### Given task
Write out all the entries word for word, but skip any images.

### Extracted entries
---+---

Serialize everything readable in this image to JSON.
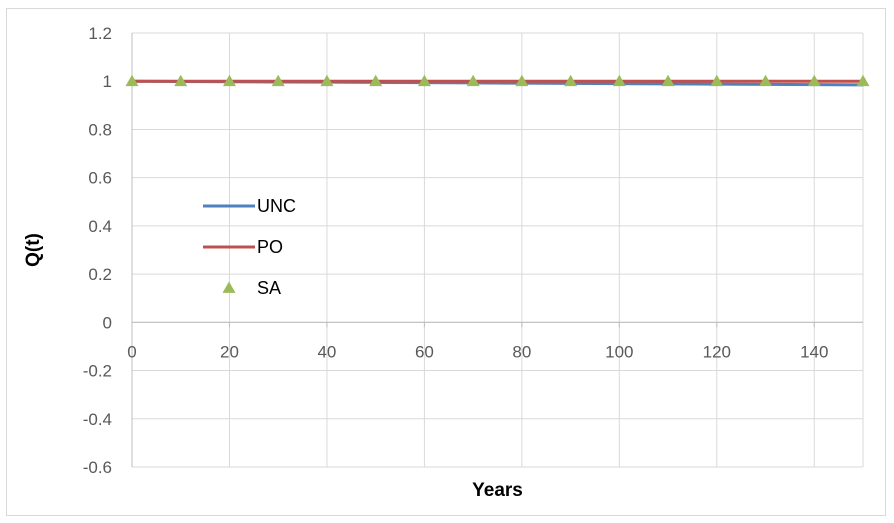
{
  "chart_data": {
    "type": "line",
    "title": "",
    "xlabel": "Years",
    "ylabel": "Q(t)",
    "xlim": [
      0,
      150
    ],
    "ylim": [
      -0.6,
      1.2
    ],
    "x_ticks": [
      0,
      20,
      40,
      60,
      80,
      100,
      120,
      140
    ],
    "y_ticks": [
      -0.6,
      -0.4,
      -0.2,
      0,
      0.2,
      0.4,
      0.6,
      0.8,
      1,
      1.2
    ],
    "y_tick_labels": [
      "-0.6",
      "-0.4",
      "-0.2",
      "0",
      "0.2",
      "0.4",
      "0.6",
      "0.8",
      "1",
      "1.2"
    ],
    "grid": true,
    "legend_position": "left-center",
    "series": [
      {
        "name": "UNC",
        "style": "line",
        "color": "#4f81bd",
        "x": [
          0,
          10,
          20,
          30,
          40,
          50,
          60,
          70,
          80,
          90,
          100,
          110,
          120,
          130,
          140,
          150
        ],
        "values": [
          1,
          0.999,
          0.998,
          0.997,
          0.996,
          0.995,
          0.994,
          0.993,
          0.992,
          0.991,
          0.99,
          0.989,
          0.988,
          0.987,
          0.986,
          0.985
        ]
      },
      {
        "name": "PO",
        "style": "line",
        "color": "#c0504d",
        "x": [
          0,
          10,
          20,
          30,
          40,
          50,
          60,
          70,
          80,
          90,
          100,
          110,
          120,
          130,
          140,
          150
        ],
        "values": [
          1,
          1,
          1,
          1,
          1,
          1,
          1,
          1,
          1,
          1,
          1,
          1,
          1,
          1,
          1,
          1
        ]
      },
      {
        "name": "SA",
        "style": "marker-triangle",
        "color": "#9bbb59",
        "x": [
          0,
          10,
          20,
          30,
          40,
          50,
          60,
          70,
          80,
          90,
          100,
          110,
          120,
          130,
          140,
          150
        ],
        "values": [
          1,
          1,
          1,
          1,
          1,
          1,
          1,
          1,
          1,
          1,
          1,
          1,
          1,
          1,
          1,
          1
        ]
      }
    ]
  },
  "colors": {
    "gridline": "#d9d9d9",
    "tick_text": "#595959"
  }
}
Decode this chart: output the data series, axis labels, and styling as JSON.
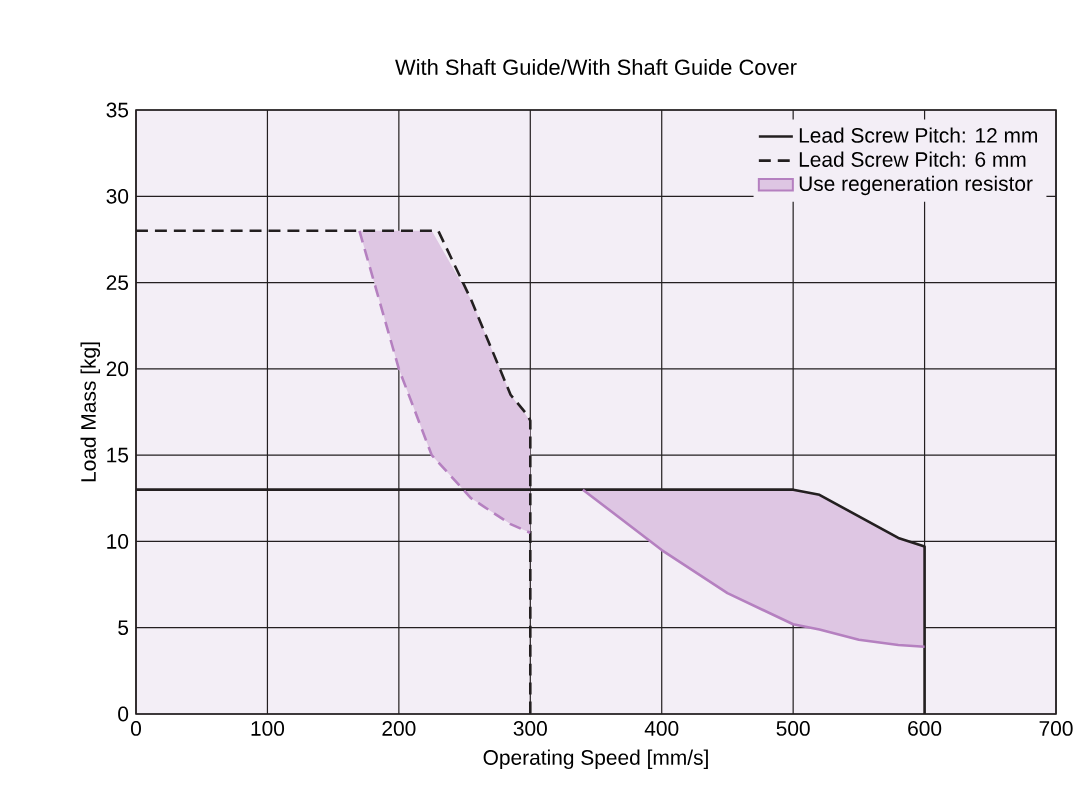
{
  "chart_data": {
    "type": "line",
    "title": "With Shaft Guide/With Shaft Guide Cover",
    "xlabel": "Operating Speed [mm/s]",
    "ylabel": "Load Mass [kg]",
    "xlim": [
      0,
      700
    ],
    "ylim": [
      0,
      35
    ],
    "xticks": [
      0,
      100,
      200,
      300,
      400,
      500,
      600,
      700
    ],
    "yticks": [
      0,
      5,
      10,
      15,
      20,
      25,
      30,
      35
    ],
    "grid": true,
    "legend": "top right",
    "series": [
      {
        "name": "Lead Screw Pitch: 12 mm",
        "color": "#231f20",
        "line_style": "solid",
        "x": [
          0,
          500,
          520,
          580,
          600,
          600
        ],
        "values": [
          13,
          13,
          12.7,
          10.2,
          9.7,
          0
        ]
      },
      {
        "name": "Lead Screw Pitch:   6 mm",
        "color": "#231f20",
        "line_style": "dashed",
        "x": [
          0,
          230,
          255,
          285,
          298,
          300,
          300
        ],
        "values": [
          28,
          28,
          24,
          18.5,
          17.3,
          17,
          0
        ]
      },
      {
        "name": "Use regeneration resistor",
        "color": "#b580c0",
        "line_style": "dashed",
        "x": [
          170,
          200,
          225,
          255,
          285,
          300
        ],
        "values": [
          28,
          20,
          15,
          12.5,
          11,
          10.5
        ],
        "lower": [
          28,
          20,
          15,
          12.5,
          11,
          10.5
        ],
        "upper": [
          28,
          28,
          28,
          24,
          18.5,
          17
        ]
      },
      {
        "color": "#b580c0",
        "line_style": "solid",
        "x": [
          340,
          400,
          450,
          500,
          520,
          550,
          580,
          600
        ],
        "values": [
          13,
          9.5,
          7,
          5.2,
          4.9,
          4.3,
          4.0,
          3.9
        ],
        "lower": [
          13,
          9.5,
          7,
          5.2,
          4.9,
          4.3,
          4.0,
          3.9
        ],
        "upper": [
          13,
          13,
          13,
          13,
          12.7,
          11.5,
          10.2,
          9.7
        ]
      }
    ]
  }
}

---+---

### Exercise result
Serialize everything readable in this image to JSON.
{
  "chart_data": {
    "type": "line",
    "title": "",
    "xlabel": "Years",
    "ylabel": "Q(t)",
    "xlim": [
      0,
      150
    ],
    "ylim": [
      -0.6,
      1.2
    ],
    "x_ticks": [
      0,
      20,
      40,
      60,
      80,
      100,
      120,
      140
    ],
    "y_ticks": [
      -0.6,
      -0.4,
      -0.2,
      0,
      0.2,
      0.4,
      0.6,
      0.8,
      1,
      1.2
    ],
    "y_tick_labels": [
      "-0.6",
      "-0.4",
      "-0.2",
      "0",
      "0.2",
      "0.4",
      "0.6",
      "0.8",
      "1",
      "1.2"
    ],
    "grid": true,
    "legend_position": "left-center",
    "series": [
      {
        "name": "UNC",
        "style": "line",
        "color": "#4f81bd",
        "x": [
          0,
          10,
          20,
          30,
          40,
          50,
          60,
          70,
          80,
          90,
          100,
          110,
          120,
          130,
          140,
          150
        ],
        "values": [
          1,
          0.999,
          0.998,
          0.997,
          0.996,
          0.995,
          0.994,
          0.993,
          0.992,
          0.991,
          0.99,
          0.989,
          0.988,
          0.987,
          0.986,
          0.985
        ]
      },
      {
        "name": "PO",
        "style": "line",
        "color": "#c0504d",
        "x": [
          0,
          10,
          20,
          30,
          40,
          50,
          60,
          70,
          80,
          90,
          100,
          110,
          120,
          130,
          140,
          150
        ],
        "values": [
          1,
          1,
          1,
          1,
          1,
          1,
          1,
          1,
          1,
          1,
          1,
          1,
          1,
          1,
          1,
          1
        ]
      },
      {
        "name": "SA",
        "style": "marker-triangle",
        "color": "#9bbb59",
        "x": [
          0,
          10,
          20,
          30,
          40,
          50,
          60,
          70,
          80,
          90,
          100,
          110,
          120,
          130,
          140,
          150
        ],
        "values": [
          1,
          1,
          1,
          1,
          1,
          1,
          1,
          1,
          1,
          1,
          1,
          1,
          1,
          1,
          1,
          1
        ]
      }
    ]
  },
  "colors": {
    "gridline": "#d9d9d9",
    "tick_text": "#595959"
  }
}
Decode this chart: output the data series, axis labels, and styling as JSON.
{
  "chart_data": {
    "type": "line",
    "title": "With Shaft Guide/With Shaft Guide Cover",
    "xlabel": "Operating Speed [mm/s]",
    "ylabel": "Load Mass [kg]",
    "xlim": [
      0,
      700
    ],
    "ylim": [
      0,
      35
    ],
    "xticks": [
      0,
      100,
      200,
      300,
      400,
      500,
      600,
      700
    ],
    "yticks": [
      0,
      5,
      10,
      15,
      20,
      25,
      30,
      35
    ],
    "grid": true,
    "legend": "top right",
    "series": [
      {
        "name": "Lead Screw Pitch: 12 mm",
        "color": "#231f20",
        "line_style": "solid",
        "x": [
          0,
          500,
          520,
          580,
          600,
          600
        ],
        "values": [
          13,
          13,
          12.7,
          10.2,
          9.7,
          0
        ]
      },
      {
        "name": "Lead Screw Pitch:   6 mm",
        "color": "#231f20",
        "line_style": "dashed",
        "x": [
          0,
          230,
          255,
          285,
          298,
          300,
          300
        ],
        "values": [
          28,
          28,
          24,
          18.5,
          17.3,
          17,
          0
        ]
      },
      {
        "name": "Use regeneration resistor",
        "color": "#b580c0",
        "line_style": "dashed",
        "x": [
          170,
          200,
          225,
          255,
          285,
          300
        ],
        "values": [
          28,
          20,
          15,
          12.5,
          11,
          10.5
        ],
        "lower": [
          28,
          20,
          15,
          12.5,
          11,
          10.5
        ],
        "upper": [
          28,
          28,
          28,
          24,
          18.5,
          17
        ]
      },
      {
        "color": "#b580c0",
        "line_style": "solid",
        "x": [
          340,
          400,
          450,
          500,
          520,
          550,
          580,
          600
        ],
        "values": [
          13,
          9.5,
          7,
          5.2,
          4.9,
          4.3,
          4.0,
          3.9
        ],
        "lower": [
          13,
          9.5,
          7,
          5.2,
          4.9,
          4.3,
          4.0,
          3.9
        ],
        "upper": [
          13,
          13,
          13,
          13,
          12.7,
          11.5,
          10.2,
          9.7
        ]
      }
    ]
  }
}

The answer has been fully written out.